[STATED EXERCISE] Please render the record lines as a JSON list of strings, one string per line and no blank lines. Begin at the line that contains "q4-option-a: A．处理废弃物: [80, 704, 168, 719]" and stop after the line that contains "germanium-element-card: [82, 770, 172, 860]", including both of those lines and nothing else.

Start of DATA SHOWN

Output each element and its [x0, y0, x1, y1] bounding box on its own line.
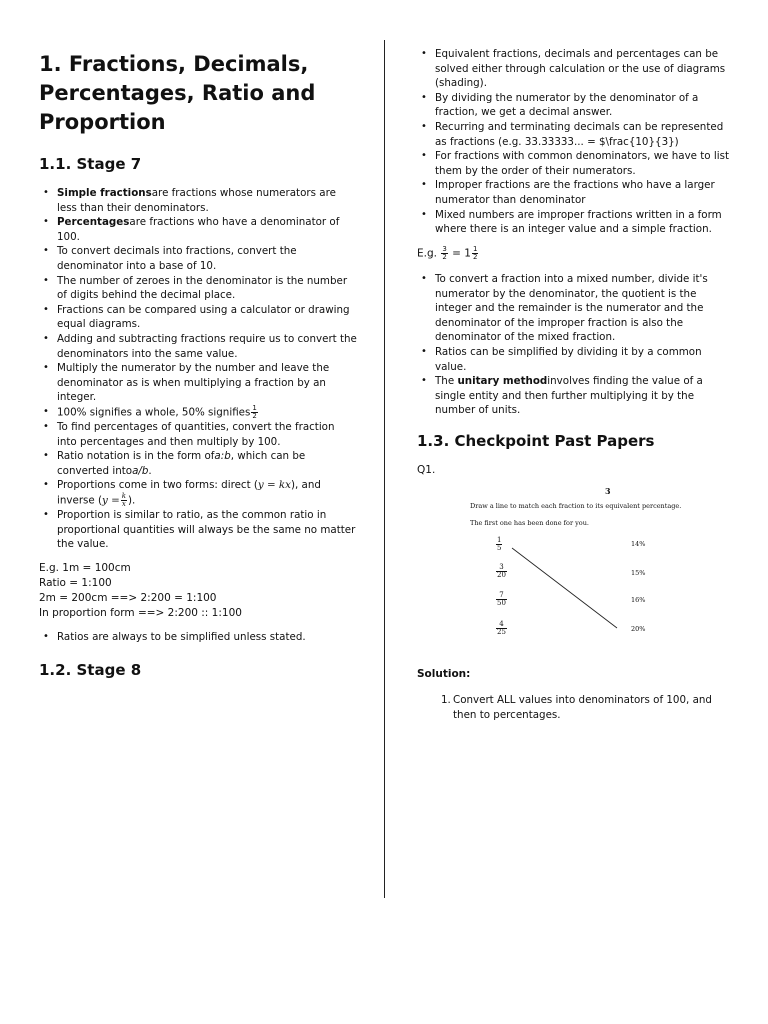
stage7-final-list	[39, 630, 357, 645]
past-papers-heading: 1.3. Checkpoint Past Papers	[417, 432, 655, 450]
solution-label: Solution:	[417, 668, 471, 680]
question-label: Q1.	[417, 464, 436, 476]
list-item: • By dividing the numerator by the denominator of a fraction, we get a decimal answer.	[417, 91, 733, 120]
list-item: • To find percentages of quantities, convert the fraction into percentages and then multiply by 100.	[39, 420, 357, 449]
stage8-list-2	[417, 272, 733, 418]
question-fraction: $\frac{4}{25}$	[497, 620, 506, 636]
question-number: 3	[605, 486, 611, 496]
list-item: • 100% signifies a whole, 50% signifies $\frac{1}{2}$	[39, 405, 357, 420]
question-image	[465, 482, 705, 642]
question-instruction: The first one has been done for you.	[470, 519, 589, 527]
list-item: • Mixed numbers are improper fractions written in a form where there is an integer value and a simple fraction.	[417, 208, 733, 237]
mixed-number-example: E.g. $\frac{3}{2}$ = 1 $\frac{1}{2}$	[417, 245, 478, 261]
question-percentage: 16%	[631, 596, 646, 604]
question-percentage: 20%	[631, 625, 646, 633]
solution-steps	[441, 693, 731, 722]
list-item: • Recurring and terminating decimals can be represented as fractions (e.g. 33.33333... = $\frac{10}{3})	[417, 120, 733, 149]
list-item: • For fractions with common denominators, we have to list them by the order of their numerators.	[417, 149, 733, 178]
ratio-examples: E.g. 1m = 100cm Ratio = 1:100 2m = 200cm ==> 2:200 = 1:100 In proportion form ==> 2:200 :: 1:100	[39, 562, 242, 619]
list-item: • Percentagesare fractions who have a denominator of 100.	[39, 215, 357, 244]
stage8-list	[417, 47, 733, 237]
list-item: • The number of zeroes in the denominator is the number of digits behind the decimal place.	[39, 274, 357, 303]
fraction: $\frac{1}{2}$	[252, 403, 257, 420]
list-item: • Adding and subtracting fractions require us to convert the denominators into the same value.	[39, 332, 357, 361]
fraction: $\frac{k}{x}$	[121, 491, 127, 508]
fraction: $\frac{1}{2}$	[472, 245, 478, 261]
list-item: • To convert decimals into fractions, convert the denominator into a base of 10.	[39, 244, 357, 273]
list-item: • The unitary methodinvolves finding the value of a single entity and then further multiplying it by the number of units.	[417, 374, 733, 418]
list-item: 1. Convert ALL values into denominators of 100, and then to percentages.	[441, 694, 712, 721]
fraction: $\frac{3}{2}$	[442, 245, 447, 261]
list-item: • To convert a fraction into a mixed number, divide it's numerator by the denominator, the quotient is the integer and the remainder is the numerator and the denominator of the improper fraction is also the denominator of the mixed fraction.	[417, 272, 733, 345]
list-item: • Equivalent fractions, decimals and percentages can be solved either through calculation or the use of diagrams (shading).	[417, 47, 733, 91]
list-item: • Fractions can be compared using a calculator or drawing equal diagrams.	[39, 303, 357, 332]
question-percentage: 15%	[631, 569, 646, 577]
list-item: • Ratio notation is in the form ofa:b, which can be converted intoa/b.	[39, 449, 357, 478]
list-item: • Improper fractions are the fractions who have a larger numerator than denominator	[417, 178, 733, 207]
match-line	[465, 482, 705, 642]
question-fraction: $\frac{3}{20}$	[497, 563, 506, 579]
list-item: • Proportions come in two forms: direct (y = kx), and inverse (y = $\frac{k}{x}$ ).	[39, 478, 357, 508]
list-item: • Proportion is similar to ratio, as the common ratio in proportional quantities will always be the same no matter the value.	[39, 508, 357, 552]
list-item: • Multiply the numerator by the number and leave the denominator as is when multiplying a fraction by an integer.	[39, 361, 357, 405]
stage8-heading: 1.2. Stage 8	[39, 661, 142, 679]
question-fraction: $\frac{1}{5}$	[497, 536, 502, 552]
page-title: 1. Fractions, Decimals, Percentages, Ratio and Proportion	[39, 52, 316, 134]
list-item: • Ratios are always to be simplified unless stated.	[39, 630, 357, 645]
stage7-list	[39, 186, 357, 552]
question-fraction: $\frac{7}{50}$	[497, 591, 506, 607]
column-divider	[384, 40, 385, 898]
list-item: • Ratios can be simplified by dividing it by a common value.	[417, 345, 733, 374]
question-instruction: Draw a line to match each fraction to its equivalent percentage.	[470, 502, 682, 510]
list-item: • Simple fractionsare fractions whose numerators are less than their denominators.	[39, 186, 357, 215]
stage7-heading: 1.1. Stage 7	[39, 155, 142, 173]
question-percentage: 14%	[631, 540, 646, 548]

End of DATA SHOWN
Start of DATA SHOWN

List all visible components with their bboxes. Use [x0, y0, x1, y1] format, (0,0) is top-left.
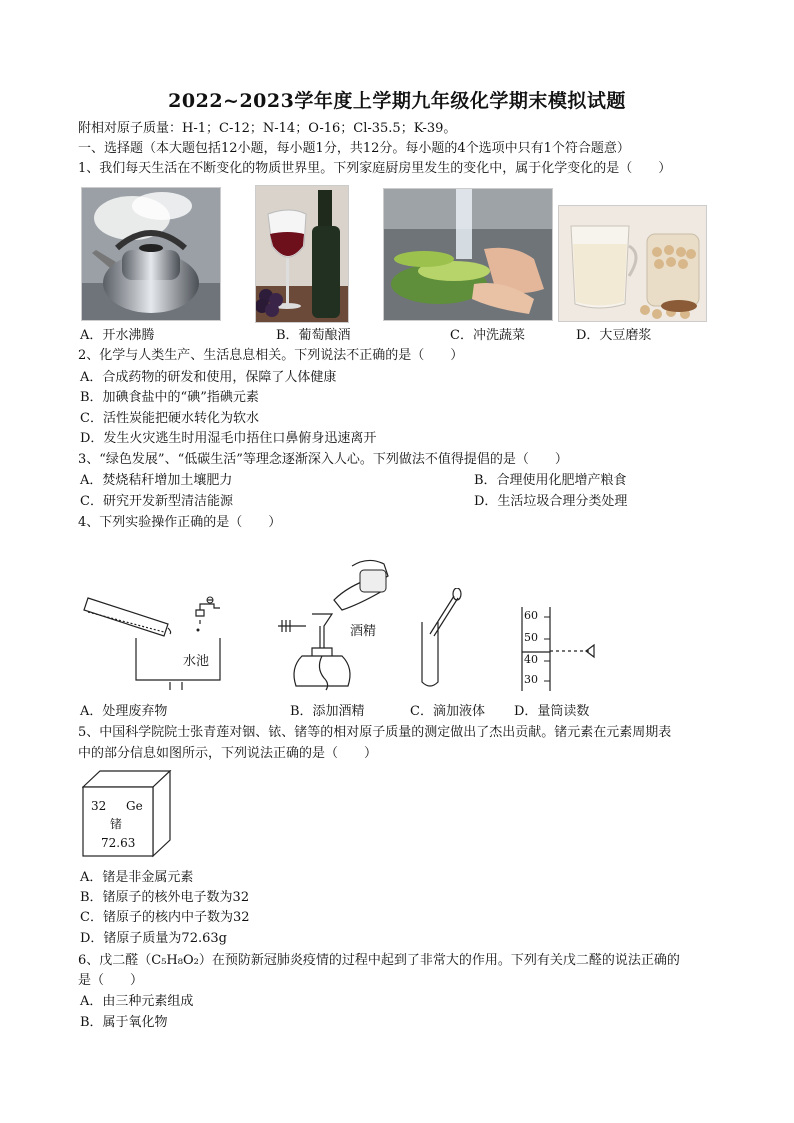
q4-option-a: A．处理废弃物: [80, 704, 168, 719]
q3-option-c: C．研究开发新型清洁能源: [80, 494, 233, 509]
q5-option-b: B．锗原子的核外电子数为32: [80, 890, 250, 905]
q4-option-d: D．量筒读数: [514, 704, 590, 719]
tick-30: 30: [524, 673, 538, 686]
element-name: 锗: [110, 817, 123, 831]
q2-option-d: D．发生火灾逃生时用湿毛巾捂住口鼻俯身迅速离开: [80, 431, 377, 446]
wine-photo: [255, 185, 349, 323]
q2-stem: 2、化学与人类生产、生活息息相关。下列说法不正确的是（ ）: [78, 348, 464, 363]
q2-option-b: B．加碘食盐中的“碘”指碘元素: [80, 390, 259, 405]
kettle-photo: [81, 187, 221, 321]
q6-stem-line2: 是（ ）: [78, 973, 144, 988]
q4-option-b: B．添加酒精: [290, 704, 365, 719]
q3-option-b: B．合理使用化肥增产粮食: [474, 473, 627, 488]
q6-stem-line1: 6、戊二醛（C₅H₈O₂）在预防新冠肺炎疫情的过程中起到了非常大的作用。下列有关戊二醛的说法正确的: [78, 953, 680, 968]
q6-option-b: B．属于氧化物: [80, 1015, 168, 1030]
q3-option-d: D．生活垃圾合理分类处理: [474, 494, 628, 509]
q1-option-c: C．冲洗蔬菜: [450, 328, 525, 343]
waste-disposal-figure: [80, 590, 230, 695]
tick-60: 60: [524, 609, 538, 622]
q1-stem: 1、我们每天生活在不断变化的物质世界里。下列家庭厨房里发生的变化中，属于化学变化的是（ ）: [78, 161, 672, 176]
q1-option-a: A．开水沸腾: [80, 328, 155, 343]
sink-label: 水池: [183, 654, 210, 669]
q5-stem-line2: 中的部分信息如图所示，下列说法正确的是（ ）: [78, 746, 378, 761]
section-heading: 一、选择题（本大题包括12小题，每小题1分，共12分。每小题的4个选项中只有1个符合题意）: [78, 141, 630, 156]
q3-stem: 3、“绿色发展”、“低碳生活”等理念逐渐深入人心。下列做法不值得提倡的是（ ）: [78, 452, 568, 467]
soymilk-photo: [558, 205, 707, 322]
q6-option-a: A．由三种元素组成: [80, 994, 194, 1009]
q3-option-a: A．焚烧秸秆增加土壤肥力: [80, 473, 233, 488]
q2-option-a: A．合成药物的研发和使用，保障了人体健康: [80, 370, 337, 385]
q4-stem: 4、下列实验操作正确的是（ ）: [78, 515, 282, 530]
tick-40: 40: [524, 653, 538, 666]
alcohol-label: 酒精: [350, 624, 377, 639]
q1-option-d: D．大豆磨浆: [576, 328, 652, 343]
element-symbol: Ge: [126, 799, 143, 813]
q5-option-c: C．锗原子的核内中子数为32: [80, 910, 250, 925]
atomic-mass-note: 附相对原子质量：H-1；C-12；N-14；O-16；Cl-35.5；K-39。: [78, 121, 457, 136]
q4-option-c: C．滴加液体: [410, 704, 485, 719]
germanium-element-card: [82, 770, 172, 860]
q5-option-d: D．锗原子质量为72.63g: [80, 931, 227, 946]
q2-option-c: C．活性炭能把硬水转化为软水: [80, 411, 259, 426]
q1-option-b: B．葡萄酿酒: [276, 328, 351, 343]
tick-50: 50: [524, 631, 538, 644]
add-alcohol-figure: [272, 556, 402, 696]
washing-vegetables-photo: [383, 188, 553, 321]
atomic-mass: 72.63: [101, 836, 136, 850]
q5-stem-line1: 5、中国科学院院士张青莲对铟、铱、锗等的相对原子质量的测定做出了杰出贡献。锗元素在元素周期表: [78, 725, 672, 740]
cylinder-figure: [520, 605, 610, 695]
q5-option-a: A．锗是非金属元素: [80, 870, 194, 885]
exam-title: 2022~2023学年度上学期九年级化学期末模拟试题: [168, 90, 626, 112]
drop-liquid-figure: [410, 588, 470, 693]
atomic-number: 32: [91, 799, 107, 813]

End of DATA SHOWN

[WRITTEN ANSWER]
[
  "q4-option-a: A．处理废弃物: [80, 704, 168, 719]",
  "q3-option-c: C．研究开发新型清洁能源: [80, 494, 233, 509]",
  "q5-option-b: B．锗原子的核外电子数为32: [80, 890, 250, 905]",
  "q4-option-d: D．量筒读数: [514, 704, 590, 719]",
  "tick-30: 30: [524, 673, 538, 686]",
  "element-name: 锗: [110, 817, 123, 831]",
  "q2-option-d: D．发生火灾逃生时用湿毛巾捂住口鼻俯身迅速离开: [80, 431, 377, 446]",
  "wine-photo: [255, 185, 349, 323]",
  "q2-stem: 2、化学与人类生产、生活息息相关。下列说法不正确的是（ ）: [78, 348, 464, 363]",
  "q2-option-b: B．加碘食盐中的“碘”指碘元素: [80, 390, 259, 405]",
  "kettle-photo: [81, 187, 221, 321]",
  "q6-stem-line2: 是（ ）: [78, 973, 144, 988]",
  "q4-option-b: B．添加酒精: [290, 704, 365, 719]",
  "q3-option-b: B．合理使用化肥增产粮食: [474, 473, 627, 488]",
  "q6-stem-line1: 6、戊二醛（C₅H₈O₂）在预防新冠肺炎疫情的过程中起到了非常大的作用。下列有关戊二醛的说法正确的: [78, 953, 680, 968]",
  "q6-option-b: B．属于氧化物: [80, 1015, 168, 1030]",
  "q3-option-d: D．生活垃圾合理分类处理: [474, 494, 628, 509]",
  "q1-option-c: C．冲洗蔬菜: [450, 328, 525, 343]",
  "waste-disposal-figure: [80, 590, 230, 695]",
  "tick-60: 60: [524, 609, 538, 622]",
  "q1-stem: 1、我们每天生活在不断变化的物质世界里。下列家庭厨房里发生的变化中，属于化学变化的是（ ）: [78, 161, 672, 176]",
  "q1-option-a: A．开水沸腾: [80, 328, 155, 343]",
  "sink-label: 水池: [183, 654, 210, 669]",
  "q5-stem-line2: 中的部分信息如图所示，下列说法正确的是（ ）: [78, 746, 378, 761]",
  "section-heading: 一、选择题（本大题包括12小题，每小题1分，共12分。每小题的4个选项中只有1个符合题意）: [78, 141, 630, 156]",
  "q3-stem: 3、“绿色发展”、“低碳生活”等理念逐渐深入人心。下列做法不值得提倡的是（ ）: [78, 452, 568, 467]",
  "soymilk-photo: [558, 205, 707, 322]",
  "q6-option-a: A．由三种元素组成: [80, 994, 194, 1009]",
  "q3-option-a: A．焚烧秸秆增加土壤肥力: [80, 473, 233, 488]",
  "q2-option-a: A．合成药物的研发和使用，保障了人体健康: [80, 370, 337, 385]",
  "q4-stem: 4、下列实验操作正确的是（ ）: [78, 515, 282, 530]",
  "tick-40: 40: [524, 653, 538, 666]",
  "alcohol-label: 酒精: [350, 624, 377, 639]",
  "q1-option-d: D．大豆磨浆: [576, 328, 652, 343]",
  "element-symbol: Ge: [126, 799, 143, 813]",
  "q5-option-c: C．锗原子的核内中子数为32: [80, 910, 250, 925]",
  "atomic-mass-note: 附相对原子质量：H-1；C-12；N-14；O-16；Cl-35.5；K-39。: [78, 121, 457, 136]",
  "q4-option-c: C．滴加液体: [410, 704, 485, 719]",
  "germanium-element-card: [82, 770, 172, 860]"
]